THE PROBLEM: Count every line where "JSON" occurs. Give the total alone.

(Data entries)
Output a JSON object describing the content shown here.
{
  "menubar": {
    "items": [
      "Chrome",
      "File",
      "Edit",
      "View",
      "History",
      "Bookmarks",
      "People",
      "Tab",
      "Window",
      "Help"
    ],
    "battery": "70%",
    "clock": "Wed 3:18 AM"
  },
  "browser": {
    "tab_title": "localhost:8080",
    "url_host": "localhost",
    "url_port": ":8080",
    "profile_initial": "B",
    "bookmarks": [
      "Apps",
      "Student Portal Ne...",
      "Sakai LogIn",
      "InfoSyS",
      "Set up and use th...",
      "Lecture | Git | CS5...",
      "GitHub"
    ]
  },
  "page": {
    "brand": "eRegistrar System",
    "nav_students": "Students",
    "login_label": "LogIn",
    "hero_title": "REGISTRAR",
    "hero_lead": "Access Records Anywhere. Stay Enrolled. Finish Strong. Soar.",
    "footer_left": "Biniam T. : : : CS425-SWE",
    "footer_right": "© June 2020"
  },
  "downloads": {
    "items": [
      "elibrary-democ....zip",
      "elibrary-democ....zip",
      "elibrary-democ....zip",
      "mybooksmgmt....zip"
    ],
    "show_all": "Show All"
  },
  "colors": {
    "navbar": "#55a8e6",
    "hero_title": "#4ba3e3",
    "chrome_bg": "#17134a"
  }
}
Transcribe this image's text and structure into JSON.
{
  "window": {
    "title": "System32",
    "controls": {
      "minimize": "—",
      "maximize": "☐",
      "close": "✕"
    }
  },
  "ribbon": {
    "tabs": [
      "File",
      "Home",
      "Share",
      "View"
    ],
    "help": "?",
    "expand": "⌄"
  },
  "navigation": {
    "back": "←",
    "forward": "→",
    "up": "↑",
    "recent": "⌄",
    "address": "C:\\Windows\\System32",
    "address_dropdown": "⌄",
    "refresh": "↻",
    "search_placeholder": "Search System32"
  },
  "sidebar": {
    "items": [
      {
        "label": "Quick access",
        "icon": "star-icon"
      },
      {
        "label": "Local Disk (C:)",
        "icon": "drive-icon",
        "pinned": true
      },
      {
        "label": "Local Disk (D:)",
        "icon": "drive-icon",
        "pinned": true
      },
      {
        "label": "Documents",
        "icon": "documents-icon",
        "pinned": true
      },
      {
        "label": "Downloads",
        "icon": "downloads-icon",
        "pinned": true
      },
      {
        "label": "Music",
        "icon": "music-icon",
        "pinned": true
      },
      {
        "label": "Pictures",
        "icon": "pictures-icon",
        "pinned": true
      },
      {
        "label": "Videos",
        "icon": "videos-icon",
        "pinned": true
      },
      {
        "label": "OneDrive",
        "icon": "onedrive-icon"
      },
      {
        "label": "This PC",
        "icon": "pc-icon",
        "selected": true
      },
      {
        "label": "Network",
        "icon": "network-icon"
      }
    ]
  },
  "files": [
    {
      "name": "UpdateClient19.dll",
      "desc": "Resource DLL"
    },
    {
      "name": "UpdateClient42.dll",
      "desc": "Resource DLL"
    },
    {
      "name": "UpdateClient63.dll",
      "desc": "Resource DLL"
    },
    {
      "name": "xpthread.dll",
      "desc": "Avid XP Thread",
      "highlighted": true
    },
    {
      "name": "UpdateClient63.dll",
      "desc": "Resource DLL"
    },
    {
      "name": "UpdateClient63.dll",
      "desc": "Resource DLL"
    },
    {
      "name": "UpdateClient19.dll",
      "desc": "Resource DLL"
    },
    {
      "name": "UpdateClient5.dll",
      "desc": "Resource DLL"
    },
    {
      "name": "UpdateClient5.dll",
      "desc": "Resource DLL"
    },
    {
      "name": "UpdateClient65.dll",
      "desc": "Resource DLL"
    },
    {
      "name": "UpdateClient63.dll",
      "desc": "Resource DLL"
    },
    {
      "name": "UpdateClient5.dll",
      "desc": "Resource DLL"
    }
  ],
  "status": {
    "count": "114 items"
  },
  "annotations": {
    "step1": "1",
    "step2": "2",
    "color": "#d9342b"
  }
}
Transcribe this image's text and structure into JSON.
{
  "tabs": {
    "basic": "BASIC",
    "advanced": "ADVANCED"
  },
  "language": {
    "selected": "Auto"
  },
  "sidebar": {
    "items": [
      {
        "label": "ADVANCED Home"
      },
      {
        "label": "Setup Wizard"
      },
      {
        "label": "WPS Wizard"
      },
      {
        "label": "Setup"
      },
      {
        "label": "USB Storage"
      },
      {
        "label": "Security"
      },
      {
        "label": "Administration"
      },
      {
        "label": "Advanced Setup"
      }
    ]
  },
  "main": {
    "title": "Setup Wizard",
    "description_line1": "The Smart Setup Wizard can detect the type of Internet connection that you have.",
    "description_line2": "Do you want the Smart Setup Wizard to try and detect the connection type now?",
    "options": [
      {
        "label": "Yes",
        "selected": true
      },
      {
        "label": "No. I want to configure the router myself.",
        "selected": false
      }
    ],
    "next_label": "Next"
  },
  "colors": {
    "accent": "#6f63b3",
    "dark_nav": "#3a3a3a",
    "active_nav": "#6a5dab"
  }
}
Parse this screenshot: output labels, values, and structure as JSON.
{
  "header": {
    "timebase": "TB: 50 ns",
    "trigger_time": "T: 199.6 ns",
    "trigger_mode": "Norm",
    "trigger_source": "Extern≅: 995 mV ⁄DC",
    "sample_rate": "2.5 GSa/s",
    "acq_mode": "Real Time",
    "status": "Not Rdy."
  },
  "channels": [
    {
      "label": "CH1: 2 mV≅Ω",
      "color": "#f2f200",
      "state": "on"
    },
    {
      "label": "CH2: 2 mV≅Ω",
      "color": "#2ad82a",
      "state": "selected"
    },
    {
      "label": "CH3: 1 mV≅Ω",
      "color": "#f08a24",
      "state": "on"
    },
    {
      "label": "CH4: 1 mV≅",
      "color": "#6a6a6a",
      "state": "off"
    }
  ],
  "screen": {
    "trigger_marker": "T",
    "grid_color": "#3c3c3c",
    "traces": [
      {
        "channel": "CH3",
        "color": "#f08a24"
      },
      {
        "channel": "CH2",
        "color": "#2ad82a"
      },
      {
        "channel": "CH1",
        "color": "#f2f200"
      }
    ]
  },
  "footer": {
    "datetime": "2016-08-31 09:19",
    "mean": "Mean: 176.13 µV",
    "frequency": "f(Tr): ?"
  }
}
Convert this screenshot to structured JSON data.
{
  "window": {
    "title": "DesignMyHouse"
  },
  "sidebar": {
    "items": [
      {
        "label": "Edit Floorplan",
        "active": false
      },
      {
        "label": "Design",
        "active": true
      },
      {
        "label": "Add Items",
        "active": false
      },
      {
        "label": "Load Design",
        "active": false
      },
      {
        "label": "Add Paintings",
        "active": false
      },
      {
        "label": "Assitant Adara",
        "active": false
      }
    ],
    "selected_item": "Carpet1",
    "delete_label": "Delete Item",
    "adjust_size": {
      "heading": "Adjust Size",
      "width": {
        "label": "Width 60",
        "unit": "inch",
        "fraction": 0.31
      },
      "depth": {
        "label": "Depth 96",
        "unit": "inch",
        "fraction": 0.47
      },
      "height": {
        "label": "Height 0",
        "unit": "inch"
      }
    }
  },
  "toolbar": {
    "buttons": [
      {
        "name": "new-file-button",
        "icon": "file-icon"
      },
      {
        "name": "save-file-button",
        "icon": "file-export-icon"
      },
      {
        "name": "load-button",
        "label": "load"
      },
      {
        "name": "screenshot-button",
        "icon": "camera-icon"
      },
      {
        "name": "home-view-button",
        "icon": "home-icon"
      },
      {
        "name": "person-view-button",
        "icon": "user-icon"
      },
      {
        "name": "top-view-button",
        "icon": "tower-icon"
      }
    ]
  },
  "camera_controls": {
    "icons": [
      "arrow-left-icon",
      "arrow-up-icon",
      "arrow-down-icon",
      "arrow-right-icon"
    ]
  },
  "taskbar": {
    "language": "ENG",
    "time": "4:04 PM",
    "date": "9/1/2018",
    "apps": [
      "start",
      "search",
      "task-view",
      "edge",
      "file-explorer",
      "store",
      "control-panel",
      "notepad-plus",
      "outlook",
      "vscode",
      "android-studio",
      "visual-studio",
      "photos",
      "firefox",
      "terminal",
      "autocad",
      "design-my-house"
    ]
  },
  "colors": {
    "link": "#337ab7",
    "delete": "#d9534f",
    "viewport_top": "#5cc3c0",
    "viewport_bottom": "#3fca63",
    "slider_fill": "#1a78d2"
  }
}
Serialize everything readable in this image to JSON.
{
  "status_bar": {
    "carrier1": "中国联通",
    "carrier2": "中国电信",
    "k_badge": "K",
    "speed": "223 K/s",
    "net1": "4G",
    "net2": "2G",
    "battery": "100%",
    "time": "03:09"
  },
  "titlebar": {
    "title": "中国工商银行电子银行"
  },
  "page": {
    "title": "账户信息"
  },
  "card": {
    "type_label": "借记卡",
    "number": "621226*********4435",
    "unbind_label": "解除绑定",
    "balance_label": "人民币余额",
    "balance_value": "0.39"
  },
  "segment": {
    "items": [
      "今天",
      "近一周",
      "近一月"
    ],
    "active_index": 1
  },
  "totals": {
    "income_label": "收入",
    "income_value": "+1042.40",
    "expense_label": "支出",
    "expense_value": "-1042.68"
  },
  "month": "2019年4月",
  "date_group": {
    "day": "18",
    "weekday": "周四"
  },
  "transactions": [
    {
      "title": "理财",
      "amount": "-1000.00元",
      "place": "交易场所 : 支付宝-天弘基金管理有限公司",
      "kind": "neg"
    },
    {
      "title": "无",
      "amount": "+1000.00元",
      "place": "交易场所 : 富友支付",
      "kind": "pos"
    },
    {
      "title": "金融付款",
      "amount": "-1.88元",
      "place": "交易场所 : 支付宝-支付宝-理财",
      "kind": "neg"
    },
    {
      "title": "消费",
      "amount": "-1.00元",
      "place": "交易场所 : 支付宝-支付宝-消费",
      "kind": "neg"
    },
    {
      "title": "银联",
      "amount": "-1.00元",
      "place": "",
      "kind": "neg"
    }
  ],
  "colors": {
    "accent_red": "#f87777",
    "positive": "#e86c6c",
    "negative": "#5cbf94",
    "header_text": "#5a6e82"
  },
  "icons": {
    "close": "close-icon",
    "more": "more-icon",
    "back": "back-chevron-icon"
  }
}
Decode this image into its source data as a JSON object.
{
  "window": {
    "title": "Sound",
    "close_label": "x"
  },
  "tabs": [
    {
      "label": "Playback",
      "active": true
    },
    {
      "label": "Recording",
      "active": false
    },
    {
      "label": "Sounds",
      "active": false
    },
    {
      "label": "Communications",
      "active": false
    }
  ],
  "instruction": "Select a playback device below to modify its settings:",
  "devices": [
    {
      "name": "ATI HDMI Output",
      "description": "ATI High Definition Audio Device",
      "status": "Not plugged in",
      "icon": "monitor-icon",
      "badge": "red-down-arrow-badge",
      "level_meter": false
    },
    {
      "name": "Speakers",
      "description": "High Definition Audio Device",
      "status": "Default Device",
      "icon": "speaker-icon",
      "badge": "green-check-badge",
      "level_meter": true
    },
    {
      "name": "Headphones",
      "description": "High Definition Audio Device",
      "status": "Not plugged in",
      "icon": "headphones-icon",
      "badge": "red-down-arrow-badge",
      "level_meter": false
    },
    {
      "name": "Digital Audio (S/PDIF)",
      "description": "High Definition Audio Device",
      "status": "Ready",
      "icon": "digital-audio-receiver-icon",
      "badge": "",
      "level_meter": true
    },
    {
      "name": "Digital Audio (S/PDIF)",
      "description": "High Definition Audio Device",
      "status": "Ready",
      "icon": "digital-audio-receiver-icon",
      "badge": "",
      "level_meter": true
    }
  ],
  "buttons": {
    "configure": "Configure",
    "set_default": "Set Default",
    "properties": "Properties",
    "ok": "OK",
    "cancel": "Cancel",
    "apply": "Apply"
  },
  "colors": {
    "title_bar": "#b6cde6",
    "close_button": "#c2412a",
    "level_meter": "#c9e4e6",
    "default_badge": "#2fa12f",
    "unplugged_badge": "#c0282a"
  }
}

RESULT FOR THIS TASK: 7